## Given request
Write out the listing below in full and exactly, leaving out every picture.

## Task inputs
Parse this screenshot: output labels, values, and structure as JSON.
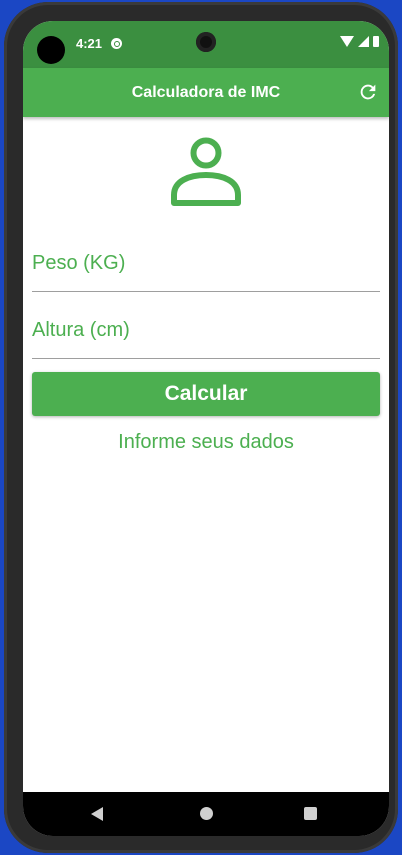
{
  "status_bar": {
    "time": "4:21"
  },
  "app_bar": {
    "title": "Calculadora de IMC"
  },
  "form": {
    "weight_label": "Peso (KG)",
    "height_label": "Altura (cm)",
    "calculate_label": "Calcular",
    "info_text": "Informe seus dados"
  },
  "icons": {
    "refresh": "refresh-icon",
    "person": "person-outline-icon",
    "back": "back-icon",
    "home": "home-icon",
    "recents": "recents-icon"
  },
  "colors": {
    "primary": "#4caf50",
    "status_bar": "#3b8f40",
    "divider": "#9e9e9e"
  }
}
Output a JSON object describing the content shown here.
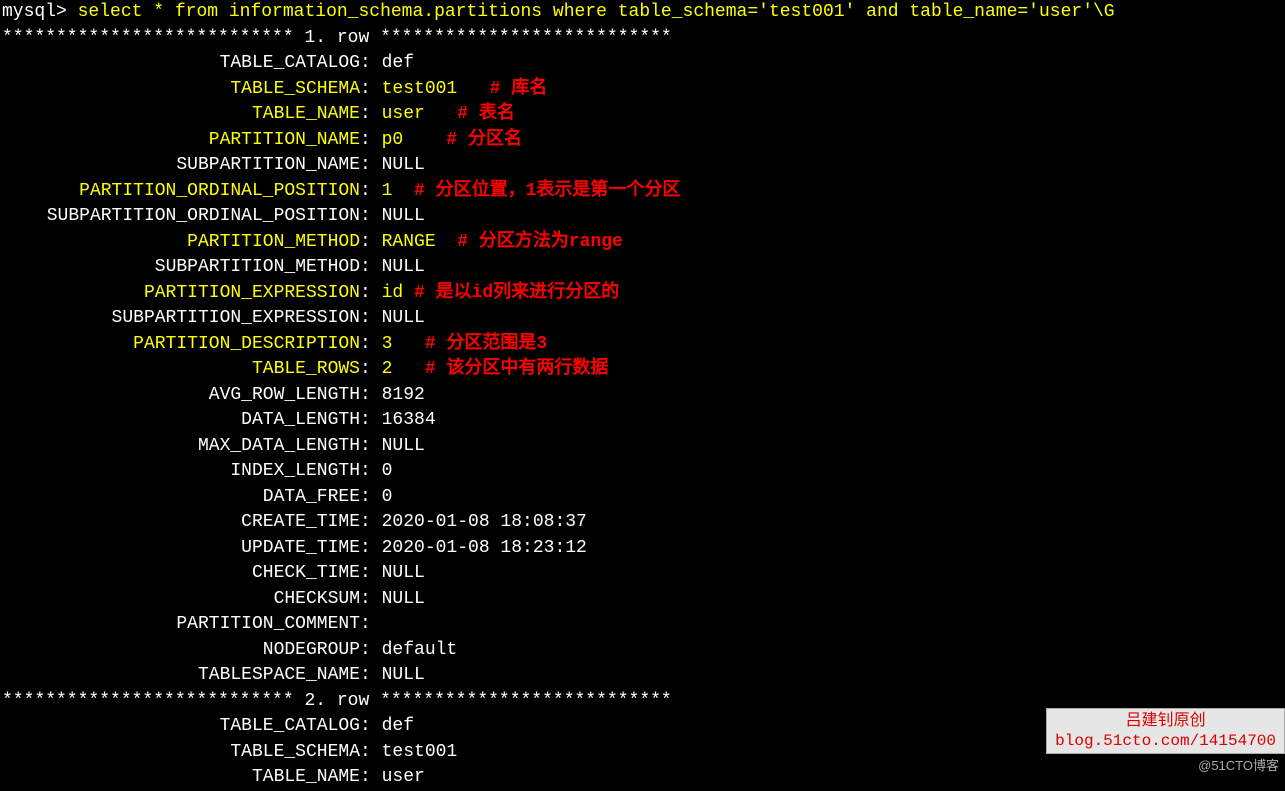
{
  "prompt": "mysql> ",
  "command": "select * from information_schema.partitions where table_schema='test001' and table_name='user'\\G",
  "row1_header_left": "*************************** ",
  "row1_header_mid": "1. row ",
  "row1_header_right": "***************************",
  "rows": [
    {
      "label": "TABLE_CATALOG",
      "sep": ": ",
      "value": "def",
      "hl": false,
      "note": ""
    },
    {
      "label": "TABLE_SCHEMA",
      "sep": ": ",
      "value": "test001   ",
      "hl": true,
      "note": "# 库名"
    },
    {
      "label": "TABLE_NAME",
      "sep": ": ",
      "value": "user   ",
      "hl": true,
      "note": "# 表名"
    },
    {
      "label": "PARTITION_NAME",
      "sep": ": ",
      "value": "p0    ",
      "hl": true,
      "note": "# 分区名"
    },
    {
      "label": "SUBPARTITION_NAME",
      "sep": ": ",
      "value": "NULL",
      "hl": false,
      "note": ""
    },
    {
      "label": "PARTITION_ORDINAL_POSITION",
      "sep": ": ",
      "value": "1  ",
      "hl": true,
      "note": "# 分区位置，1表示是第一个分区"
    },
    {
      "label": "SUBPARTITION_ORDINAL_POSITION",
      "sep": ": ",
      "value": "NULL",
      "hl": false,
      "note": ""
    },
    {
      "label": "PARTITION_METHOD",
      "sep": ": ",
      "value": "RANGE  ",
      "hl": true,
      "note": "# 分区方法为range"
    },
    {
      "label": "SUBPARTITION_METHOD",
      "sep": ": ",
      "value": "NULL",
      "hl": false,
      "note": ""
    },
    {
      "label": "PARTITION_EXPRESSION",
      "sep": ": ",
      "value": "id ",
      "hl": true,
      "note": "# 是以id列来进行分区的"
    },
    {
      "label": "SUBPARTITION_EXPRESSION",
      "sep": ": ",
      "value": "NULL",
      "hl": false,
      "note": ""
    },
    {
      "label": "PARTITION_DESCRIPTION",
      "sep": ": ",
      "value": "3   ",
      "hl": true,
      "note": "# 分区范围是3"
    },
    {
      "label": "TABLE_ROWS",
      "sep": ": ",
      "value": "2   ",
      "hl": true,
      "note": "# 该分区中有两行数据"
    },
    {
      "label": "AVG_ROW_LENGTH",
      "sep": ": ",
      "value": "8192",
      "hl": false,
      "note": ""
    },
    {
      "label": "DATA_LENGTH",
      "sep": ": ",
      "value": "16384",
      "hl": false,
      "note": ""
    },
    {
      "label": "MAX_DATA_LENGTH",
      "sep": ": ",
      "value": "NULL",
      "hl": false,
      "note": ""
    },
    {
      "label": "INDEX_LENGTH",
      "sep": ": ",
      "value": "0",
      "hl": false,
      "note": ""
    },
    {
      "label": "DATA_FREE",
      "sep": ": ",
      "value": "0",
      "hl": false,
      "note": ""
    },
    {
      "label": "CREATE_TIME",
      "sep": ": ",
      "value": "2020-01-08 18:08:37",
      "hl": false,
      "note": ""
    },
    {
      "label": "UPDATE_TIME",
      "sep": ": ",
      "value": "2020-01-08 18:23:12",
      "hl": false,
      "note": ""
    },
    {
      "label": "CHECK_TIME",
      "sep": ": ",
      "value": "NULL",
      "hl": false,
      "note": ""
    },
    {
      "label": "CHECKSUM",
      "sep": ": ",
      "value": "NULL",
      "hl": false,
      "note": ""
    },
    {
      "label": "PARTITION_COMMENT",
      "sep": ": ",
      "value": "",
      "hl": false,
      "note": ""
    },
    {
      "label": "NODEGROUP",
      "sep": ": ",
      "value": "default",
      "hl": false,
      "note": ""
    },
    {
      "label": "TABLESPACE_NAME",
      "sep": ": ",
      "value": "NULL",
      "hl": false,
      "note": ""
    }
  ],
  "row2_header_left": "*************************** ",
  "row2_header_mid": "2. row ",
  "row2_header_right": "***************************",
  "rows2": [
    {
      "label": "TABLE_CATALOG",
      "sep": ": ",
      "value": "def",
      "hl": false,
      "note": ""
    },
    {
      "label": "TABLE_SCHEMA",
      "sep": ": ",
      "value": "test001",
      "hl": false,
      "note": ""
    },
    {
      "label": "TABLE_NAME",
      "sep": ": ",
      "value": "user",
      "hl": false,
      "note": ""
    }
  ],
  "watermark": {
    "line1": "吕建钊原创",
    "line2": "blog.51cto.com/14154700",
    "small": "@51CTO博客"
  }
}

## Result of the task
Parse this screenshot: output labels, values, and structure as JSON.
{
  "status_bar": {
    "time": "4:21"
  },
  "app_bar": {
    "title": "Calculadora de IMC"
  },
  "form": {
    "weight_label": "Peso (KG)",
    "height_label": "Altura (cm)",
    "calculate_label": "Calcular",
    "info_text": "Informe seus dados"
  },
  "icons": {
    "refresh": "refresh-icon",
    "person": "person-outline-icon",
    "back": "back-icon",
    "home": "home-icon",
    "recents": "recents-icon"
  },
  "colors": {
    "primary": "#4caf50",
    "status_bar": "#3b8f40",
    "divider": "#9e9e9e"
  }
}
Output a JSON object describing the content shown here.
{
  "prompt": "mysql> ",
  "command": "select * from information_schema.partitions where table_schema='test001' and table_name='user'\\G",
  "row1_header_left": "*************************** ",
  "row1_header_mid": "1. row ",
  "row1_header_right": "***************************",
  "rows": [
    {
      "label": "TABLE_CATALOG",
      "sep": ": ",
      "value": "def",
      "hl": false,
      "note": ""
    },
    {
      "label": "TABLE_SCHEMA",
      "sep": ": ",
      "value": "test001   ",
      "hl": true,
      "note": "# 库名"
    },
    {
      "label": "TABLE_NAME",
      "sep": ": ",
      "value": "user   ",
      "hl": true,
      "note": "# 表名"
    },
    {
      "label": "PARTITION_NAME",
      "sep": ": ",
      "value": "p0    ",
      "hl": true,
      "note": "# 分区名"
    },
    {
      "label": "SUBPARTITION_NAME",
      "sep": ": ",
      "value": "NULL",
      "hl": false,
      "note": ""
    },
    {
      "label": "PARTITION_ORDINAL_POSITION",
      "sep": ": ",
      "value": "1  ",
      "hl": true,
      "note": "# 分区位置，1表示是第一个分区"
    },
    {
      "label": "SUBPARTITION_ORDINAL_POSITION",
      "sep": ": ",
      "value": "NULL",
      "hl": false,
      "note": ""
    },
    {
      "label": "PARTITION_METHOD",
      "sep": ": ",
      "value": "RANGE  ",
      "hl": true,
      "note": "# 分区方法为range"
    },
    {
      "label": "SUBPARTITION_METHOD",
      "sep": ": ",
      "value": "NULL",
      "hl": false,
      "note": ""
    },
    {
      "label": "PARTITION_EXPRESSION",
      "sep": ": ",
      "value": "id ",
      "hl": true,
      "note": "# 是以id列来进行分区的"
    },
    {
      "label": "SUBPARTITION_EXPRESSION",
      "sep": ": ",
      "value": "NULL",
      "hl": false,
      "note": ""
    },
    {
      "label": "PARTITION_DESCRIPTION",
      "sep": ": ",
      "value": "3   ",
      "hl": true,
      "note": "# 分区范围是3"
    },
    {
      "label": "TABLE_ROWS",
      "sep": ": ",
      "value": "2   ",
      "hl": true,
      "note": "# 该分区中有两行数据"
    },
    {
      "label": "AVG_ROW_LENGTH",
      "sep": ": ",
      "value": "8192",
      "hl": false,
      "note": ""
    },
    {
      "label": "DATA_LENGTH",
      "sep": ": ",
      "value": "16384",
      "hl": false,
      "note": ""
    },
    {
      "label": "MAX_DATA_LENGTH",
      "sep": ": ",
      "value": "NULL",
      "hl": false,
      "note": ""
    },
    {
      "label": "INDEX_LENGTH",
      "sep": ": ",
      "value": "0",
      "hl": false,
      "note": ""
    },
    {
      "label": "DATA_FREE",
      "sep": ": ",
      "value": "0",
      "hl": false,
      "note": ""
    },
    {
      "label": "CREATE_TIME",
      "sep": ": ",
      "value": "2020-01-08 18:08:37",
      "hl": false,
      "note": ""
    },
    {
      "label": "UPDATE_TIME",
      "sep": ": ",
      "value": "2020-01-08 18:23:12",
      "hl": false,
      "note": ""
    },
    {
      "label": "CHECK_TIME",
      "sep": ": ",
      "value": "NULL",
      "hl": false,
      "note": ""
    },
    {
      "label": "CHECKSUM",
      "sep": ": ",
      "value": "NULL",
      "hl": false,
      "note": ""
    },
    {
      "label": "PARTITION_COMMENT",
      "sep": ": ",
      "value": "",
      "hl": false,
      "note": ""
    },
    {
      "label": "NODEGROUP",
      "sep": ": ",
      "value": "default",
      "hl": false,
      "note": ""
    },
    {
      "label": "TABLESPACE_NAME",
      "sep": ": ",
      "value": "NULL",
      "hl": false,
      "note": ""
    }
  ],
  "row2_header_left": "*************************** ",
  "row2_header_mid": "2. row ",
  "row2_header_right": "***************************",
  "rows2": [
    {
      "label": "TABLE_CATALOG",
      "sep": ": ",
      "value": "def",
      "hl": false,
      "note": ""
    },
    {
      "label": "TABLE_SCHEMA",
      "sep": ": ",
      "value": "test001",
      "hl": false,
      "note": ""
    },
    {
      "label": "TABLE_NAME",
      "sep": ": ",
      "value": "user",
      "hl": false,
      "note": ""
    }
  ],
  "watermark": {
    "line1": "吕建钊原创",
    "line2": "blog.51cto.com/14154700",
    "small": "@51CTO博客"
  }
}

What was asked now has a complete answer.